_ОПИСАНИЕ ЗАДАНИЯ_
Перепечатайте без изменений записи с самого начала до строки с «tradingview-brand: TradingView: [28, 1606, 99, 1620]» включительно.

+++ ИСХОДНЫЕ ДАННЫЕ +++

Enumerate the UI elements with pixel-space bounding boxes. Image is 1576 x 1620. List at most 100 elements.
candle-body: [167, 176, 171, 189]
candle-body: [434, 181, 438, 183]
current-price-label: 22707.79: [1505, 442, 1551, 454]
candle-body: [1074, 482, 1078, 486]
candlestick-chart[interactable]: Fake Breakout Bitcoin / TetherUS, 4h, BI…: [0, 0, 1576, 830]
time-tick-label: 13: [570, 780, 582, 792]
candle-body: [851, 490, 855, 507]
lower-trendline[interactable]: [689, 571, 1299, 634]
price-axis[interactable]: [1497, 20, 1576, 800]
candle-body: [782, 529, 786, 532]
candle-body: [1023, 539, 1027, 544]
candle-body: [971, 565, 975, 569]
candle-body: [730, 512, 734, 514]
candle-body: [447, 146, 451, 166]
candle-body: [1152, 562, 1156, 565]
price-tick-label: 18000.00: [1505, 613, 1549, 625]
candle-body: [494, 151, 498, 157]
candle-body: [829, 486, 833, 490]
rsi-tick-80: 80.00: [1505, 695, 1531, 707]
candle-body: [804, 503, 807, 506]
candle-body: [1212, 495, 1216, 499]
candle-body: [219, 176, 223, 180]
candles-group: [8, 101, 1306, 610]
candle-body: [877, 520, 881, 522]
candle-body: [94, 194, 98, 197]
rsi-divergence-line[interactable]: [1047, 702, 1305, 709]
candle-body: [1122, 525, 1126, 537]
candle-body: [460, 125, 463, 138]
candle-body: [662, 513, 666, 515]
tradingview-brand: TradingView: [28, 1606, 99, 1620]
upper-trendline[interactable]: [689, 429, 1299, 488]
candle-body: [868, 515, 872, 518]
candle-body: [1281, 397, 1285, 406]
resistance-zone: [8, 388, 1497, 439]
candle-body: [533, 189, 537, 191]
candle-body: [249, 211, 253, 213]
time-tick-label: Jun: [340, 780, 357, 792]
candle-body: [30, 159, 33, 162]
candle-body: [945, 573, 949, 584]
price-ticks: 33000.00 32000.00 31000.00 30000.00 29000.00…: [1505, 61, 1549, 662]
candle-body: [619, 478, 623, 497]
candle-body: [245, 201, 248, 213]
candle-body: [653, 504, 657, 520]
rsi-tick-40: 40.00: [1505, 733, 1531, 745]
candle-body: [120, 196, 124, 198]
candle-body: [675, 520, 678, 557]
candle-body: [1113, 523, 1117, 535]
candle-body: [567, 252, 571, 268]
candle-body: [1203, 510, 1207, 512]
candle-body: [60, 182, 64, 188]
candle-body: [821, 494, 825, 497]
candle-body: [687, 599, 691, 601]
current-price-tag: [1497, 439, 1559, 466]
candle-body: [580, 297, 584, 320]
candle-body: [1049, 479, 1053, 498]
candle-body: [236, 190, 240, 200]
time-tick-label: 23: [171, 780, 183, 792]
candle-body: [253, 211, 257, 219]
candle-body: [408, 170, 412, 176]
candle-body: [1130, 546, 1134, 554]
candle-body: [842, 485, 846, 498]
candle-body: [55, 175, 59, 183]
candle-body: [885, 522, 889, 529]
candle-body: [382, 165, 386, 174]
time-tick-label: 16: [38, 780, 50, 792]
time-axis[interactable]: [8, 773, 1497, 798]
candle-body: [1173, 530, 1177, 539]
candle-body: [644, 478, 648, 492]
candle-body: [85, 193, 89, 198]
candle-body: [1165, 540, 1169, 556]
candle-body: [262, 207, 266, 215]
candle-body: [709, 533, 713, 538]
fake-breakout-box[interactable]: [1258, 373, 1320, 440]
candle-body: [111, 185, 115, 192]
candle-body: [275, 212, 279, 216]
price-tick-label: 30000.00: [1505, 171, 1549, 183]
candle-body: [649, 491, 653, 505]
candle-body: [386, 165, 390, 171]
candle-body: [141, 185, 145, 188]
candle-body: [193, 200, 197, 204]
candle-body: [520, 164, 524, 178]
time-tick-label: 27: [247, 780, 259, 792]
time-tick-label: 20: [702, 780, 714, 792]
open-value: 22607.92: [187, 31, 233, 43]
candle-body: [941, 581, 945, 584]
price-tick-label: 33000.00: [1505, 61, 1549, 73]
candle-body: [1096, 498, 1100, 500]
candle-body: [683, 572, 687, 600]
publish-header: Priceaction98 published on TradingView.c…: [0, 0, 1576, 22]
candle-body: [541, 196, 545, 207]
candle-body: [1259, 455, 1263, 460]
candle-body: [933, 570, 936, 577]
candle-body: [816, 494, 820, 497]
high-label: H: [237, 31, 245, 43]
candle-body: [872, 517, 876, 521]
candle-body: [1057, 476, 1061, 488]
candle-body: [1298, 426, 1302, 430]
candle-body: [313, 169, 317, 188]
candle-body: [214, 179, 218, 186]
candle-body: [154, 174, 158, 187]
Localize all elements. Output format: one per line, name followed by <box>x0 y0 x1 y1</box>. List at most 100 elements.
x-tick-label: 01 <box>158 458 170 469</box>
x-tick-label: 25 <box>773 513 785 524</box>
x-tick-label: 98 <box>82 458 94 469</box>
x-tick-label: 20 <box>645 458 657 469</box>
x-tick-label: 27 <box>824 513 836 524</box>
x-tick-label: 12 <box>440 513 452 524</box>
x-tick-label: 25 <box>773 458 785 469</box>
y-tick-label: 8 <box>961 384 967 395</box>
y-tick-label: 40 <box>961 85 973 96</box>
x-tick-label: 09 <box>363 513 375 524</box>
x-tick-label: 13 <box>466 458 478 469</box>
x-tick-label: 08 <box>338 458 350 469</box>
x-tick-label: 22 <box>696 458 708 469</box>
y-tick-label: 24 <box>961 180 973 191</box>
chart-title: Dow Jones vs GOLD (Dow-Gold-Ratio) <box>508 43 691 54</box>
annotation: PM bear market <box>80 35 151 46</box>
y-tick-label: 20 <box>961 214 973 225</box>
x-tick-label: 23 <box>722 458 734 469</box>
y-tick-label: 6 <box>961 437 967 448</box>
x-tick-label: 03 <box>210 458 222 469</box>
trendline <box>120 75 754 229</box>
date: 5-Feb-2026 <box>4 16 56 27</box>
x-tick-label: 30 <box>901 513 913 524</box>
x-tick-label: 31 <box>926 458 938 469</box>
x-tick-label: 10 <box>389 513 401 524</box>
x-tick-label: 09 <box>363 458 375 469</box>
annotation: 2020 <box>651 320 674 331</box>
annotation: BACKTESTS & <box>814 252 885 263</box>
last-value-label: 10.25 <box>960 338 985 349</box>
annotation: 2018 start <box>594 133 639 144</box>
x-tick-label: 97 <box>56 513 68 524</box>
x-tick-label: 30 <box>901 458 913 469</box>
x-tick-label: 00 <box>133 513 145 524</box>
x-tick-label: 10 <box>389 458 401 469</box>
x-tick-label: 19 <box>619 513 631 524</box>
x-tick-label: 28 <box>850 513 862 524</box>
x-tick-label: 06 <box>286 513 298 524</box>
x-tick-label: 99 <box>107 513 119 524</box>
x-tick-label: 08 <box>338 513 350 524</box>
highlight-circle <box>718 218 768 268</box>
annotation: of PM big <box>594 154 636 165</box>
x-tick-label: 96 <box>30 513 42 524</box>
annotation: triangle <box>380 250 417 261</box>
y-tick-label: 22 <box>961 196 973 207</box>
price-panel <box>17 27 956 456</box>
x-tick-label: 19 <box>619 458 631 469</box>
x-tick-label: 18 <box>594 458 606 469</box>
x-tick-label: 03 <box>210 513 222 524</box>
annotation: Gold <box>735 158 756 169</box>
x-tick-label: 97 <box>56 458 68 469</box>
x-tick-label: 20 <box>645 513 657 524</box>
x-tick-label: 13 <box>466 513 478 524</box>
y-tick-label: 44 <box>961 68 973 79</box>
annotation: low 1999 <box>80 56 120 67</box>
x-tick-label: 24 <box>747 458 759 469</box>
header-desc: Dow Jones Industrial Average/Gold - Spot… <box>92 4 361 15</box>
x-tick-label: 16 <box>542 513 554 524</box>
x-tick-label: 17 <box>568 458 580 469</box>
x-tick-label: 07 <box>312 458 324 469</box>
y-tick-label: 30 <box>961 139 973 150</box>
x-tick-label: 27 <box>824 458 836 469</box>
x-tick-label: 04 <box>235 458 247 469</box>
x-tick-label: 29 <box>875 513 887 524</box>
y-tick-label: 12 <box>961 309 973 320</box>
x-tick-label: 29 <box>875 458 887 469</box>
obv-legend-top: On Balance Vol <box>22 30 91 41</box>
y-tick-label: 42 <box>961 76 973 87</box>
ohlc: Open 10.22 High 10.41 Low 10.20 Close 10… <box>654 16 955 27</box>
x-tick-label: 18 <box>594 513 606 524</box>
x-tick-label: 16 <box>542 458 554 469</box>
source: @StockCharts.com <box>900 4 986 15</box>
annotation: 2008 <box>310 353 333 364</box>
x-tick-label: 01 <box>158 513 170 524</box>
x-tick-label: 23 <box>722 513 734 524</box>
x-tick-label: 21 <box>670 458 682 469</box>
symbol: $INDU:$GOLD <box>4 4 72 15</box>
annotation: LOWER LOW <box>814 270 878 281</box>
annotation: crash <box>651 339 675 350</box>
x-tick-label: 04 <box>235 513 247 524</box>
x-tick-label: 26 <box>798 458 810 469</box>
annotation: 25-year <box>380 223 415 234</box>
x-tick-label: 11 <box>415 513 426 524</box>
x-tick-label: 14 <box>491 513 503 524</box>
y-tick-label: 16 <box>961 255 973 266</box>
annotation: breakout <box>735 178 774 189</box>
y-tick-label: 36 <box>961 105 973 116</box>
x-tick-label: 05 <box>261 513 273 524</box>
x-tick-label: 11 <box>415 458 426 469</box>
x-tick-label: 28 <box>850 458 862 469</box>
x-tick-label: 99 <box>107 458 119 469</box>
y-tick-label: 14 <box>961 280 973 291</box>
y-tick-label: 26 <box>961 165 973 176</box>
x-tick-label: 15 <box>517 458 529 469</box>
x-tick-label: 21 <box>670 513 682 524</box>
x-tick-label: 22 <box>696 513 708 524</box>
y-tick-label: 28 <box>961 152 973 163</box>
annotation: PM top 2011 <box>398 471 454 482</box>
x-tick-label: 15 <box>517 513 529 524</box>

+++

_РЕЗУЛЬТАТ ЗАДАНИЯ_
Enumerate the UI elements with pixel-space bounding boxes. Image is 1576 x 1620. List at most 100 elements.
candle-body: [167, 176, 171, 189]
candle-body: [434, 181, 438, 183]
current-price-label: 22707.79: [1505, 442, 1551, 454]
candle-body: [1074, 482, 1078, 486]
candlestick-chart[interactable]: Fake Breakout Bitcoin / TetherUS, 4h, BI…: [0, 0, 1576, 830]
time-tick-label: 13: [570, 780, 582, 792]
candle-body: [851, 490, 855, 507]
lower-trendline[interactable]: [689, 571, 1299, 634]
price-axis[interactable]: [1497, 20, 1576, 800]
candle-body: [782, 529, 786, 532]
candle-body: [1023, 539, 1027, 544]
candle-body: [971, 565, 975, 569]
candle-body: [730, 512, 734, 514]
candle-body: [447, 146, 451, 166]
candle-body: [1152, 562, 1156, 565]
price-tick-label: 18000.00: [1505, 613, 1549, 625]
candle-body: [494, 151, 498, 157]
candle-body: [829, 486, 833, 490]
rsi-tick-80: 80.00: [1505, 695, 1531, 707]
candle-body: [804, 503, 807, 506]
candle-body: [1212, 495, 1216, 499]
candle-body: [219, 176, 223, 180]
candles-group: [8, 101, 1306, 610]
candle-body: [877, 520, 881, 522]
candle-body: [94, 194, 98, 197]
rsi-divergence-line[interactable]: [1047, 702, 1305, 709]
candle-body: [1122, 525, 1126, 537]
candle-body: [460, 125, 463, 138]
candle-body: [662, 513, 666, 515]
tradingview-brand: TradingView: [28, 1606, 99, 1620]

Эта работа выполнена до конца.